Aicon Gallery is proud to present From Not Everyone’s Heaven, a major new solo exhibition by Karachi-based artist Adeela Suleman. The exhibition hinges on a new body of work made up of meticulously painted landscapes and battle scenes, either tinged or awash with blood, framed within or painted directly on objects such as hand-carved window frames and decorative plates found by Suleman in the bazaars of Karachi, Pakistan. The works address the ways in which the continuous and escalating cycle of violence and unrest plaguing Pakistan is not only leaving its mark on the awareness and memories of individuals, but has begun seeping into the very spaces and landscapes of its citizens’ daily experience and collective consciousness.

--- PROMPT A ---
In the exhibition announcement, what objects from the bazaars of Karachi serve as frames or painting surfaces for the works?
The exhibition announcement and the records after it are separate, unrelated material.

--- MATERIAL FOR THIS TASK ---
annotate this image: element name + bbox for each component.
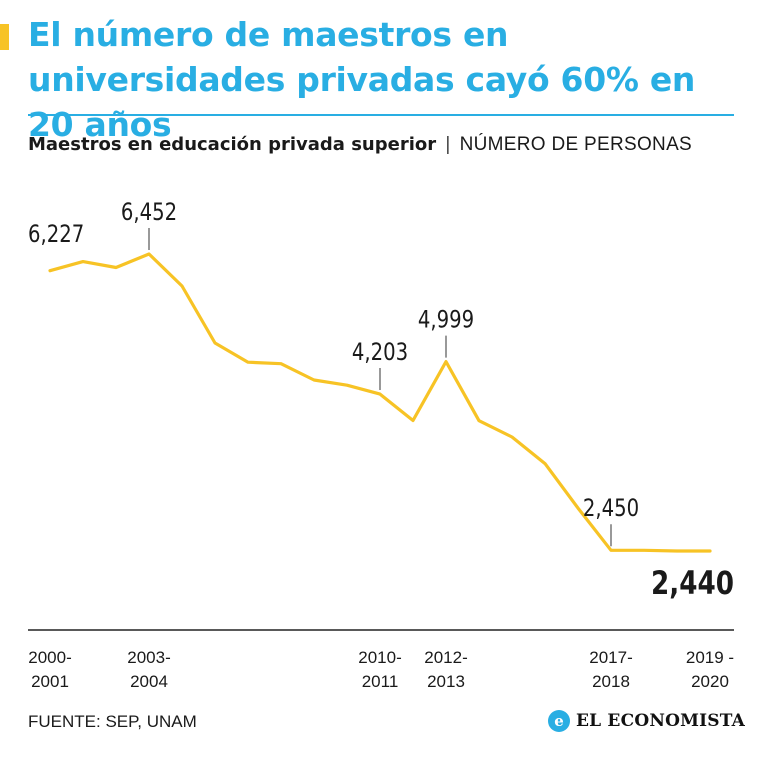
x-tick-label: 2004 [130,672,168,691]
x-tick-label: 2020 [691,672,729,691]
data-label: 2,440 [651,564,734,601]
data-label: 4,999 [418,307,474,334]
x-tick-label: 2010- [358,648,401,667]
title-accent-bar [0,24,9,50]
x-tick-label: 2019 - [686,648,734,667]
x-tick-label: 2013 [427,672,465,691]
subtitle-separator: | [445,134,451,155]
x-tick-label: 2000- [28,648,71,667]
x-tick-label: 2018 [592,672,630,691]
logo-mark-icon: e [548,710,570,732]
source-note: FUENTE: SEP, UNAM [28,712,197,731]
x-tick-label: 2001 [31,672,69,691]
data-label: 6,227 [28,221,84,248]
subtitle-unit: NÚMERO DE PERSONAS [459,134,693,155]
publisher-logo: e EL ECONOMISTA [548,706,745,736]
data-label: 6,452 [121,199,177,226]
logo-wordmark: EL ECONOMISTA [576,711,746,731]
x-tick-label: 2017- [589,648,632,667]
chart-subtitle: Maestros en educación privada superior |… [28,133,748,157]
page-title: El número de maestros en universidades p… [28,15,696,144]
subtitle-main: Maestros en educación privada superior [28,134,437,155]
x-tick-label: 2003- [127,648,170,667]
data-label: 2,450 [583,495,639,522]
data-label: 4,203 [352,339,408,366]
x-tick-label: 2012- [424,648,467,667]
series-line-maestros [48,252,712,553]
title-divider [28,114,734,116]
x-tick-label: 2011 [362,672,399,691]
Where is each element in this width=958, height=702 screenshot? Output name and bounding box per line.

--- PROMPT B ---
Rewrite the records, starting at the line that contains "x-tick-label: 2004 [130,672,168,691]" and ending after the line that contains "x-tick-label: 2013 [427,672,465,691]". Replace "data-label" with "value-label" and leave everything else unchanged.

--- WRITTEN SOLUTION A ---
Hand-carved window frames and decorative plates.

--- WRITTEN SOLUTION B ---
x-tick-label: 2004 [130,672,168,691]
x-tick-label: 2020 [691,672,729,691]
value-label: 2,440 [651,564,734,601]
value-label: 4,999 [418,307,474,334]
x-tick-label: 2010- [358,648,401,667]
title-accent-bar [0,24,9,50]
x-tick-label: 2019 - [686,648,734,667]
x-tick-label: 2013 [427,672,465,691]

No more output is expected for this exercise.